**Exercise**
Each entry below is to be duplicated verbatim.

**The input**

◇ ◇ ◇ ◇ ◇

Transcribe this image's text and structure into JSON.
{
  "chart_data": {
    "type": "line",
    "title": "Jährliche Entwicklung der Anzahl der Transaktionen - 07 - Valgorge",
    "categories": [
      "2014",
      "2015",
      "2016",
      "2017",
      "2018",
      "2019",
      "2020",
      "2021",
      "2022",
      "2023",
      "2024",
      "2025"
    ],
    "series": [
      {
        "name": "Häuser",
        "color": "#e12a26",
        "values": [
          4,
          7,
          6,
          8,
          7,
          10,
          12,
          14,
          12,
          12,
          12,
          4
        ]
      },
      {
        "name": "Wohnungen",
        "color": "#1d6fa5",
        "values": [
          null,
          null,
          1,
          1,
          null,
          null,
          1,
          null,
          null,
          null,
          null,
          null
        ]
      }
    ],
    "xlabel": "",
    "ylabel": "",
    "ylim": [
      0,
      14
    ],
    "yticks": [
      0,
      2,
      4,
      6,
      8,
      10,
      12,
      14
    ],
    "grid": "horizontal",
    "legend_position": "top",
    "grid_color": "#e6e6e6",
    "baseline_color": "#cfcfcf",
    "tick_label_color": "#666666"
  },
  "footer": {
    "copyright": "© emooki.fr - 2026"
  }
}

◇ ◇ ◇ ◇ ◇

**Written answer**
Transcribe this image's text and structure into JSON.
{
  "chart_data": {
    "type": "line",
    "title": "Jährliche Entwicklung der Anzahl der Transaktionen - 07 - Valgorge",
    "categories": [
      "2014",
      "2015",
      "2016",
      "2017",
      "2018",
      "2019",
      "2020",
      "2021",
      "2022",
      "2023",
      "2024",
      "2025"
    ],
    "series": [
      {
        "name": "Häuser",
        "color": "#e12a26",
        "values": [
          4,
          7,
          6,
          8,
          7,
          10,
          12,
          14,
          12,
          12,
          12,
          4
        ]
      },
      {
        "name": "Wohnungen",
        "color": "#1d6fa5",
        "values": [
          null,
          null,
          1,
          1,
          null,
          null,
          1,
          null,
          null,
          null,
          null,
          null
        ]
      }
    ],
    "xlabel": "",
    "ylabel": "",
    "ylim": [
      0,
      14
    ],
    "yticks": [
      0,
      2,
      4,
      6,
      8,
      10,
      12,
      14
    ],
    "grid": "horizontal",
    "legend_position": "top",
    "grid_color": "#e6e6e6",
    "baseline_color": "#cfcfcf",
    "tick_label_color": "#666666"
  },
  "footer": {
    "copyright": "© emooki.fr - 2026"
  }
}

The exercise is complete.